━━ Data for this exercise ━━

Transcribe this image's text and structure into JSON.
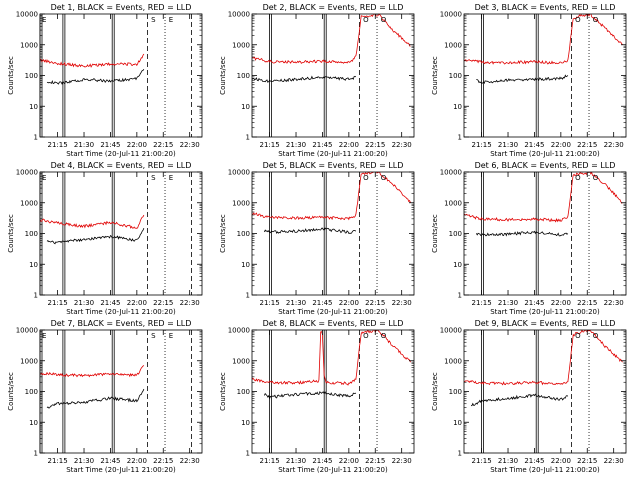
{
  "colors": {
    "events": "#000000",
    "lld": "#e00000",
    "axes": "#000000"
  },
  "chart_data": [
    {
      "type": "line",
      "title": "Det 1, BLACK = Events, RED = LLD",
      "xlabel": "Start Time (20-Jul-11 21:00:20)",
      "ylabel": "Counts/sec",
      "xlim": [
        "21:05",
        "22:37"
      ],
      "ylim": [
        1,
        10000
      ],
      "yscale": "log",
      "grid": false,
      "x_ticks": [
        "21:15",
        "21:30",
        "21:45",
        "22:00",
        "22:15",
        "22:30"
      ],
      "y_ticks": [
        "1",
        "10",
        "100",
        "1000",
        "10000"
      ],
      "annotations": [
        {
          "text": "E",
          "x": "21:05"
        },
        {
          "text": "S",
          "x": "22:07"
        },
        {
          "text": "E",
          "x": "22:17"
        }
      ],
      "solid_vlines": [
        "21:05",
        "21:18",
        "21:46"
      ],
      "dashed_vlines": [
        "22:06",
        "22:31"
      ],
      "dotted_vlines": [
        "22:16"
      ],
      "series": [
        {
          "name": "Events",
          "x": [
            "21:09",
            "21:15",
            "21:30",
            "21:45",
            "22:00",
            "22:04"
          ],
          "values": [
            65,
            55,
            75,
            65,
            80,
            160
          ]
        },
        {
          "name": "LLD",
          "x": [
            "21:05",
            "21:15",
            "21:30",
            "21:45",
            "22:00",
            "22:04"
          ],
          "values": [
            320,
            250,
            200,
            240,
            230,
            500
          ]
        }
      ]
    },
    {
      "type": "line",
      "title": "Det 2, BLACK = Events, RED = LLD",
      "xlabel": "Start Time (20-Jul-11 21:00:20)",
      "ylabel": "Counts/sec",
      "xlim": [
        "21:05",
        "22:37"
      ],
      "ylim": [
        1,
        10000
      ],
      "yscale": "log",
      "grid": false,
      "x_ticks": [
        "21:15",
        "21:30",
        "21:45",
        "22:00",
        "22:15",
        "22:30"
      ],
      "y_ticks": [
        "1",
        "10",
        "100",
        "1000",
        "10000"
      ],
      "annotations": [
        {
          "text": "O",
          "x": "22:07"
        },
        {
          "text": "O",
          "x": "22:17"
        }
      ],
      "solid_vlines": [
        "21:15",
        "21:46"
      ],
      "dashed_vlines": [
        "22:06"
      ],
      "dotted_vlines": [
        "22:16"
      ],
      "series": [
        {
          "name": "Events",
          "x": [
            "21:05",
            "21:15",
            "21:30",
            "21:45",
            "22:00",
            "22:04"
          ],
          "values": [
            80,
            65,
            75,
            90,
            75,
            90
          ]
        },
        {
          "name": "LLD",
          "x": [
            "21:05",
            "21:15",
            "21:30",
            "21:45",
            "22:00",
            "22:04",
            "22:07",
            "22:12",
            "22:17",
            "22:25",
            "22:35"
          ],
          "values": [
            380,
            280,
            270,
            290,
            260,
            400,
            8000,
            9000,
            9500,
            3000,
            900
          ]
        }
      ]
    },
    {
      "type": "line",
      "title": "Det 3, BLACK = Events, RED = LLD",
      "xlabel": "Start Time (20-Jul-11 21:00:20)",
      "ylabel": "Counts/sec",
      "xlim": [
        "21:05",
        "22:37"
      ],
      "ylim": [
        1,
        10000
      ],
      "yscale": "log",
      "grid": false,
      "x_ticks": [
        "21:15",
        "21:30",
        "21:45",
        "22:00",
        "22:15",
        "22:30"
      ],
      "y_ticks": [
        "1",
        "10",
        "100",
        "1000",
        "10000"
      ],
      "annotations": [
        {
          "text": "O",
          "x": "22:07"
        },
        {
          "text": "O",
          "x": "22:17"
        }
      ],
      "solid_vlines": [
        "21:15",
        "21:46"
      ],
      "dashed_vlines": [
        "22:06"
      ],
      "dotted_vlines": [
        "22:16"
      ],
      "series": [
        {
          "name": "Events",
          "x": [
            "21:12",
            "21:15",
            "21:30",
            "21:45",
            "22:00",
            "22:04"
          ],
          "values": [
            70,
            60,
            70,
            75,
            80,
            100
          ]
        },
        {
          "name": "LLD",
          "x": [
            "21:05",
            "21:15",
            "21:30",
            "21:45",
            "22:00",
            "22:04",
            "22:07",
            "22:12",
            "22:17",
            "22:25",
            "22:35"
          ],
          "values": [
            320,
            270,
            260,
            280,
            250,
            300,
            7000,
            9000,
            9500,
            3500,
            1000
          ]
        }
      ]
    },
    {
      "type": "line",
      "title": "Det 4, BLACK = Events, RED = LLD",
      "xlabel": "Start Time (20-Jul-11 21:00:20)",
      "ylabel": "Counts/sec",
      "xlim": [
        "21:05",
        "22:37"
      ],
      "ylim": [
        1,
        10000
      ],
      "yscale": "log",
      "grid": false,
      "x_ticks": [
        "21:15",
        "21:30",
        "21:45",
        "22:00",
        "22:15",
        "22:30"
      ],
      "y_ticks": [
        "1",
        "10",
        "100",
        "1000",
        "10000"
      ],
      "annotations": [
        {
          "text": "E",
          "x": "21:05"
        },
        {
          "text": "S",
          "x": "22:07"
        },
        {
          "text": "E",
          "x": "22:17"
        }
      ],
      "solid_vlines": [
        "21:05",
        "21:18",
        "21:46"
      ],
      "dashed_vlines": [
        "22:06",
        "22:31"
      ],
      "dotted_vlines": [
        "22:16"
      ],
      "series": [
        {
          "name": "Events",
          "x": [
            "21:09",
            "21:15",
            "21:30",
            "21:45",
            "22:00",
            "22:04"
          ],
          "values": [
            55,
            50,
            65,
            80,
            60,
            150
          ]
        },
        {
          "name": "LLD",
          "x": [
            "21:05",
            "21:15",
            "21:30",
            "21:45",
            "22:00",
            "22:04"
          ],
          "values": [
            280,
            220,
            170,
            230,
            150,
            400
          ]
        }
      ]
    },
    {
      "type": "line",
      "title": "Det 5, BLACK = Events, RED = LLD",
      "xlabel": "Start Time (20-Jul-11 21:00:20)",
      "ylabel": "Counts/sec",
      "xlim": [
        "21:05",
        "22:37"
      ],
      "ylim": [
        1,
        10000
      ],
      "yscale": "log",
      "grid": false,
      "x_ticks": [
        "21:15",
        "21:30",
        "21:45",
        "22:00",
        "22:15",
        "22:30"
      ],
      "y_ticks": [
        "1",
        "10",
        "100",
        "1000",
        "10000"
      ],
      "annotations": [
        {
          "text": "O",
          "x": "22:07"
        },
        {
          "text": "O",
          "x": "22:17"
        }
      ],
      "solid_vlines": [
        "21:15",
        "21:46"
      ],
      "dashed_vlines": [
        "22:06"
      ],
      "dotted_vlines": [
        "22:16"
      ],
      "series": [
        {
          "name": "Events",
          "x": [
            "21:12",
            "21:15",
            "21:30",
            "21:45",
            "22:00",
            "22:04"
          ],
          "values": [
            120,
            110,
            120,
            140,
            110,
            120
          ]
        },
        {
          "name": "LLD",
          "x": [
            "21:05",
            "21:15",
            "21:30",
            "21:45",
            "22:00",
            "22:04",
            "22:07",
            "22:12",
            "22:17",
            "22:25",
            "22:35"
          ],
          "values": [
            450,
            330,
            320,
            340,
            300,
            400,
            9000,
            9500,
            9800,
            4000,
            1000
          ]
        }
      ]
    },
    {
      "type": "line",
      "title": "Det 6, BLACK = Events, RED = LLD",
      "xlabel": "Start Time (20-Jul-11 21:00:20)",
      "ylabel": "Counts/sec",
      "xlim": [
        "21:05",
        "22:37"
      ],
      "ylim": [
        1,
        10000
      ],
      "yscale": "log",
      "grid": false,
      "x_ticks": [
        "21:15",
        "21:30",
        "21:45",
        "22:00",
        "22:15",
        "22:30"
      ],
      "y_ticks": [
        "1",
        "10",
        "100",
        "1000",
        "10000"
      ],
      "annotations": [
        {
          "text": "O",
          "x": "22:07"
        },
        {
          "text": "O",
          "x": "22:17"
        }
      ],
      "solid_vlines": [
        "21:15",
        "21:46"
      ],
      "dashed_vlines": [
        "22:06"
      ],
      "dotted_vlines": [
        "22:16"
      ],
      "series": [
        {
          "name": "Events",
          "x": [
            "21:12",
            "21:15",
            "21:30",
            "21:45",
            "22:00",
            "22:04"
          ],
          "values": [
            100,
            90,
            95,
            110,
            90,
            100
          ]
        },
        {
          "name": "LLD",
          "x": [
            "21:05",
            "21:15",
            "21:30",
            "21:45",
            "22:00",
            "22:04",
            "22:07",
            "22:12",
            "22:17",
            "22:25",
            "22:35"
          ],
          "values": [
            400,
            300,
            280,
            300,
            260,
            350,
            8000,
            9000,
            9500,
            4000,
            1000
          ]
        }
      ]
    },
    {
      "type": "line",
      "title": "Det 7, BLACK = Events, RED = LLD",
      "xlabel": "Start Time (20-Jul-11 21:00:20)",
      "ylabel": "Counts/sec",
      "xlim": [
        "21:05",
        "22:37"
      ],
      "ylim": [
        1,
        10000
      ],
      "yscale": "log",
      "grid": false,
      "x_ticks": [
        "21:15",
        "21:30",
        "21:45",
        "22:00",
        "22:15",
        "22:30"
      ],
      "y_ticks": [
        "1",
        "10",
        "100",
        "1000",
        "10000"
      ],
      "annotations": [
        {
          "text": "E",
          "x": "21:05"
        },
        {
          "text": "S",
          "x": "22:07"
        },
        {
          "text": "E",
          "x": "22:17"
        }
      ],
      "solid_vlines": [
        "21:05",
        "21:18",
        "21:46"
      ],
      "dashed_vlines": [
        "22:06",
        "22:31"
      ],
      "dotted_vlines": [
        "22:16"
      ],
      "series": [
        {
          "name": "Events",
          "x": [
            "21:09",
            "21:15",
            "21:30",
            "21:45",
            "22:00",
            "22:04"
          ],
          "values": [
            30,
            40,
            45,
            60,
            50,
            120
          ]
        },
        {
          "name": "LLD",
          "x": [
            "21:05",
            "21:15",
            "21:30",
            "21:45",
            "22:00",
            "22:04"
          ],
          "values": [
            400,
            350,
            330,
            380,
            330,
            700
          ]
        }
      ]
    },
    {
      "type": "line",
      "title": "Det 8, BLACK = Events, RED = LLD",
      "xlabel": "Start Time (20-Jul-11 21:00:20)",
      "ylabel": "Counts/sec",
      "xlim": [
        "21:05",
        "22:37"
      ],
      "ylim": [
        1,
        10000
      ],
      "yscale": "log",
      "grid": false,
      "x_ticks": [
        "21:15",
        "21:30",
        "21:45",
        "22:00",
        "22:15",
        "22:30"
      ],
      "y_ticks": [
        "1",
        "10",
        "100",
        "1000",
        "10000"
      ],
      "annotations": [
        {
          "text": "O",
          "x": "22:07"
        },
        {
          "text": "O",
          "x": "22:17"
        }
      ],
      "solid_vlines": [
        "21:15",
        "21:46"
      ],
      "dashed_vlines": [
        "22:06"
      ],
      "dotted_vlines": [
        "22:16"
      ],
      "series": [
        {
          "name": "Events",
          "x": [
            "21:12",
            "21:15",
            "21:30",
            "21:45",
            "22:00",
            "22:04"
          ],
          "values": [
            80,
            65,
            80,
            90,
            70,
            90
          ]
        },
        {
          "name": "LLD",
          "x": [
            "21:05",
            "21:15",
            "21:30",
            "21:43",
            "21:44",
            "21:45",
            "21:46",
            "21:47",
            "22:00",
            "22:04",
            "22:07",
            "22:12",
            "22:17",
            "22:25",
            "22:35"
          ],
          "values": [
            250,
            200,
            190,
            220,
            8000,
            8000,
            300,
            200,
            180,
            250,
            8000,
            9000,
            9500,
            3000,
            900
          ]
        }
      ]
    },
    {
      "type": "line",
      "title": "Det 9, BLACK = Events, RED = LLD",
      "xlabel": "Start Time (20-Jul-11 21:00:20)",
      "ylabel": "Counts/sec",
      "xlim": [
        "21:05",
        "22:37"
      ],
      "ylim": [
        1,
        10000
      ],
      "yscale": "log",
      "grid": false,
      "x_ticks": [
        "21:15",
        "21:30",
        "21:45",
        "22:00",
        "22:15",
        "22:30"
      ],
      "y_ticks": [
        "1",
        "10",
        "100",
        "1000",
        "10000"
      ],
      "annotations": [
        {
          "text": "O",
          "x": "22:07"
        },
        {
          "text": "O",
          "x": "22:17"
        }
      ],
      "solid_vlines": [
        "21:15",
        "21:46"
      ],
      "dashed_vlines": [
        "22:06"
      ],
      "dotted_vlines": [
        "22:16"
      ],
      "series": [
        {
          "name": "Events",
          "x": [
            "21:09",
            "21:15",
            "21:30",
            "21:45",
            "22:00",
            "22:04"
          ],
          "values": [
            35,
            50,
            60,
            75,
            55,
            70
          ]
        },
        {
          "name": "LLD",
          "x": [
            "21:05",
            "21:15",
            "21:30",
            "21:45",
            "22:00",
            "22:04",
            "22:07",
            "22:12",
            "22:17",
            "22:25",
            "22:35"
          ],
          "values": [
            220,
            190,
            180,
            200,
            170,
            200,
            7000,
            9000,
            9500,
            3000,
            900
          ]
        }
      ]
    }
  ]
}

━━━

▸ Objective: Give the count of lines that hold the word "BLACK", with nothing added.

▸ Solution for this problem: 9